DATA SUPPLIED =
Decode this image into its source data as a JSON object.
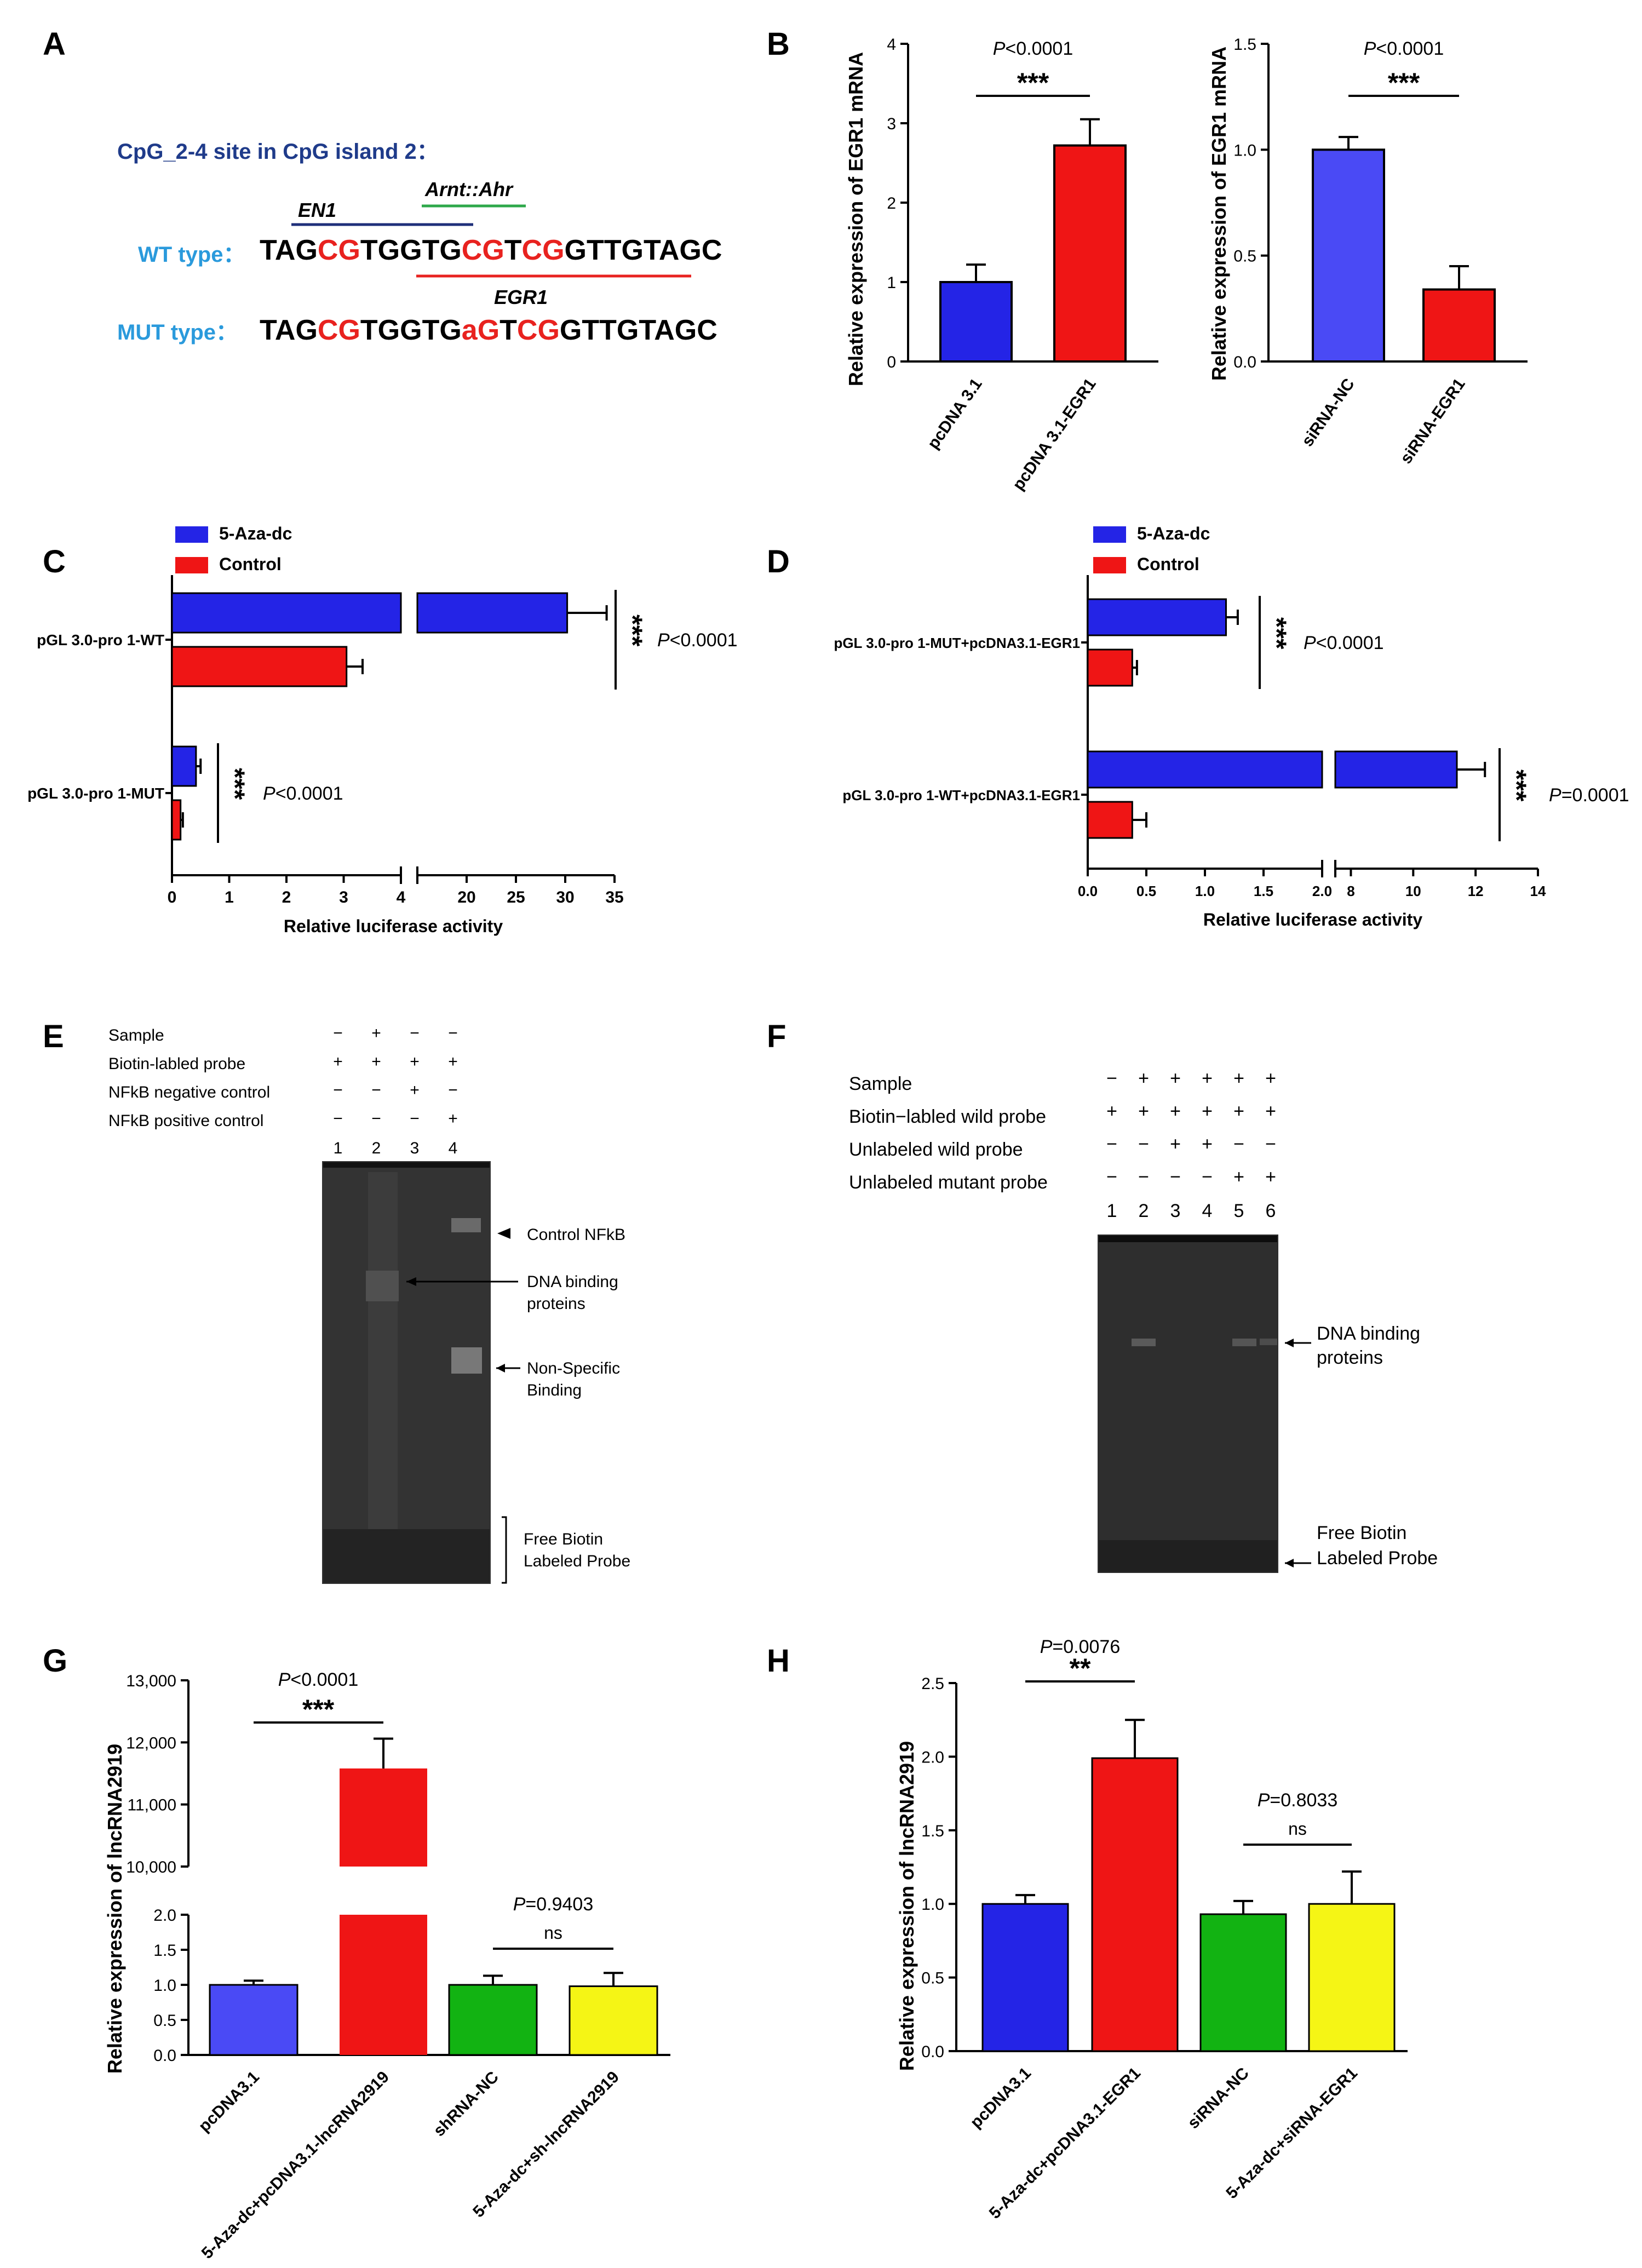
{
  "panels": {
    "A": {
      "letter": "A",
      "title": "CpG_2-4 site in CpG island 2：",
      "wt_label": "WT type：",
      "mut_label": "MUT type：",
      "wt_segments": [
        {
          "t": "TAG",
          "c": "#000000"
        },
        {
          "t": "CG",
          "c": "#e8221f"
        },
        {
          "t": "TGGTG",
          "c": "#000000"
        },
        {
          "t": "CG",
          "c": "#e8221f"
        },
        {
          "t": "T",
          "c": "#000000"
        },
        {
          "t": "CG",
          "c": "#e8221f"
        },
        {
          "t": "GTTGTAGC",
          "c": "#000000"
        }
      ],
      "mut_segments": [
        {
          "t": "TAG",
          "c": "#000000"
        },
        {
          "t": "CG",
          "c": "#e8221f"
        },
        {
          "t": "TGGTG",
          "c": "#000000"
        },
        {
          "t": "aG",
          "c": "#e8221f"
        },
        {
          "t": "T",
          "c": "#000000"
        },
        {
          "t": "CG",
          "c": "#e8221f"
        },
        {
          "t": "GTTGTAGC",
          "c": "#000000"
        }
      ],
      "sites": [
        {
          "name": "EN1",
          "color": "#1f2f7a"
        },
        {
          "name": "Arnt::Ahr",
          "color": "#2ea84a"
        },
        {
          "name": "EGR1",
          "color": "#e8221f"
        }
      ]
    },
    "E": {
      "letter": "E",
      "rows": [
        {
          "label": "Sample",
          "signs": [
            "−",
            "+",
            "−",
            "−"
          ]
        },
        {
          "label": "Biotin-labled probe",
          "signs": [
            "+",
            "+",
            "+",
            "+"
          ]
        },
        {
          "label": "NFkB negative control",
          "signs": [
            "−",
            "−",
            "+",
            "−"
          ]
        },
        {
          "label": "NFkB positive control",
          "signs": [
            "−",
            "−",
            "−",
            "+"
          ]
        }
      ],
      "lanes": [
        "1",
        "2",
        "3",
        "4"
      ],
      "annotations": [
        "Control NFkB",
        "DNA binding",
        "proteins",
        "Non-Specific",
        "Binding",
        "Free Biotin",
        "Labeled Probe"
      ]
    },
    "F": {
      "letter": "F",
      "rows": [
        {
          "label": "Sample",
          "signs": [
            "−",
            "+",
            "+",
            "+",
            "+",
            "+"
          ]
        },
        {
          "label": "Biotin−labled wild probe",
          "signs": [
            "+",
            "+",
            "+",
            "+",
            "+",
            "+"
          ]
        },
        {
          "label": "Unlabeled wild probe",
          "signs": [
            "−",
            "−",
            "+",
            "+",
            "−",
            "−"
          ]
        },
        {
          "label": "Unlabeled mutant probe",
          "signs": [
            "−",
            "−",
            "−",
            "−",
            "+",
            "+"
          ]
        }
      ],
      "lanes": [
        "1",
        "2",
        "3",
        "4",
        "5",
        "6"
      ],
      "annotations": [
        "DNA binding",
        "proteins",
        "Free Biotin",
        "Labeled Probe"
      ]
    }
  },
  "chart_data": [
    {
      "id": "B1",
      "letter": "B",
      "type": "bar",
      "ylabel": "Relative expression of EGR1 mRNA",
      "categories": [
        "pcDNA 3.1",
        "pcDNA 3.1-EGR1"
      ],
      "values": [
        1.0,
        2.72
      ],
      "errors": [
        0.22,
        0.33
      ],
      "colors": [
        "#2424e6",
        "#ef1515"
      ],
      "ylim": [
        0,
        4
      ],
      "yticks": [
        "0",
        "1",
        "2",
        "3",
        "4"
      ],
      "comparison": {
        "p_prefix": "P",
        "p_rest": "<0.0001",
        "stars": "***"
      }
    },
    {
      "id": "B2",
      "letter": "",
      "type": "bar",
      "ylabel": "Relative expression of EGR1 mRNA",
      "categories": [
        "siRNA-NC",
        "siRNA-EGR1"
      ],
      "values": [
        1.0,
        0.34
      ],
      "errors": [
        0.06,
        0.11
      ],
      "colors": [
        "#4a4af5",
        "#ef1515"
      ],
      "ylim": [
        0,
        1.5
      ],
      "yticks": [
        "0.0",
        "0.5",
        "1.0",
        "1.5"
      ],
      "comparison": {
        "p_prefix": "P",
        "p_rest": "<0.0001",
        "stars": "***"
      }
    },
    {
      "id": "C",
      "letter": "C",
      "type": "bar",
      "orientation": "horizontal",
      "xlabel": "Relative luciferase activity",
      "legend": [
        {
          "name": "5-Aza-dc",
          "color": "#2424e6"
        },
        {
          "name": "Control",
          "color": "#ef1515"
        }
      ],
      "groups": [
        "pGL 3.0-pro 1-WT",
        "pGL 3.0-pro 1-MUT"
      ],
      "series": [
        {
          "name": "5-Aza-dc",
          "values": [
            30.2,
            0.42
          ],
          "errors": [
            4.0,
            0.08
          ]
        },
        {
          "name": "Control",
          "values": [
            3.05,
            0.15
          ],
          "errors": [
            0.28,
            0.04
          ]
        }
      ],
      "axis_break": [
        4,
        15
      ],
      "xticks_low": [
        "0",
        "1",
        "2",
        "3",
        "4"
      ],
      "xticks_high": [
        "20",
        "25",
        "30",
        "35"
      ],
      "comparisons": [
        {
          "p_prefix": "P",
          "p_rest": "<0.0001",
          "stars": "***"
        },
        {
          "p_prefix": "P",
          "p_rest": "<0.0001",
          "stars": "***"
        }
      ]
    },
    {
      "id": "D",
      "letter": "D",
      "type": "bar",
      "orientation": "horizontal",
      "xlabel": "Relative luciferase activity",
      "legend": [
        {
          "name": "5-Aza-dc",
          "color": "#2424e6"
        },
        {
          "name": "Control",
          "color": "#ef1515"
        }
      ],
      "groups": [
        "pGL 3.0-pro 1-MUT+pcDNA3.1-EGR1",
        "pGL 3.0-pro 1-WT+pcDNA3.1-EGR1"
      ],
      "series": [
        {
          "name": "5-Aza-dc",
          "values": [
            1.18,
            11.4
          ],
          "errors": [
            0.1,
            0.9
          ]
        },
        {
          "name": "Control",
          "values": [
            0.38,
            0.38
          ],
          "errors": [
            0.04,
            0.12
          ]
        }
      ],
      "axis_break": [
        2,
        7.5
      ],
      "xticks_low": [
        "0.0",
        "0.5",
        "1.0",
        "1.5",
        "2.0"
      ],
      "xticks_high": [
        "8",
        "10",
        "12",
        "14"
      ],
      "comparisons": [
        {
          "p_prefix": "P",
          "p_rest": "<0.0001",
          "stars": "***"
        },
        {
          "p_prefix": "P",
          "p_rest": "=0.0001",
          "stars": "***"
        }
      ]
    },
    {
      "id": "G",
      "letter": "G",
      "type": "bar",
      "ylabel": "Relative expression of lncRNA2919",
      "categories": [
        "pcDNA3.1",
        "5-Aza-dc+pcDNA3.1-lncRNA2919",
        "shRNA-NC",
        "5-Aza-dc+sh-lncRNA2919"
      ],
      "values": [
        1.0,
        11580,
        1.0,
        0.98
      ],
      "errors": [
        0.06,
        480,
        0.13,
        0.19
      ],
      "colors": [
        "#4a4af5",
        "#ef1515",
        "#12b312",
        "#f5f515"
      ],
      "axis_break": [
        2.0,
        10000
      ],
      "yticks_low": [
        "0.0",
        "0.5",
        "1.0",
        "1.5",
        "2.0"
      ],
      "yticks_high": [
        "10,000",
        "11,000",
        "12,000",
        "13,000"
      ],
      "comparisons": [
        {
          "p_prefix": "P",
          "p_rest": "<0.0001",
          "stars": "***"
        },
        {
          "p_prefix": "P",
          "p_rest": "=0.9403",
          "stars": "ns"
        }
      ]
    },
    {
      "id": "H",
      "letter": "H",
      "type": "bar",
      "ylabel": "Relative expression of lncRNA2919",
      "categories": [
        "pcDNA3.1",
        "5-Aza-dc+pcDNA3.1-EGR1",
        "siRNA-NC",
        "5-Aza-dc+siRNA-EGR1"
      ],
      "values": [
        1.0,
        1.99,
        0.93,
        1.0
      ],
      "errors": [
        0.06,
        0.26,
        0.09,
        0.22
      ],
      "colors": [
        "#2424e6",
        "#ef1515",
        "#12b312",
        "#f5f515"
      ],
      "ylim": [
        0,
        2.5
      ],
      "yticks": [
        "0.0",
        "0.5",
        "1.0",
        "1.5",
        "2.0",
        "2.5"
      ],
      "comparisons": [
        {
          "p_prefix": "P",
          "p_rest": "=0.0076",
          "stars": "**"
        },
        {
          "p_prefix": "P",
          "p_rest": "=0.8033",
          "stars": "ns"
        }
      ]
    }
  ]
}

WORK REQUEST = Tell how many lines of the records above hold the string "NFkB". Give no other text.

REPLY = 3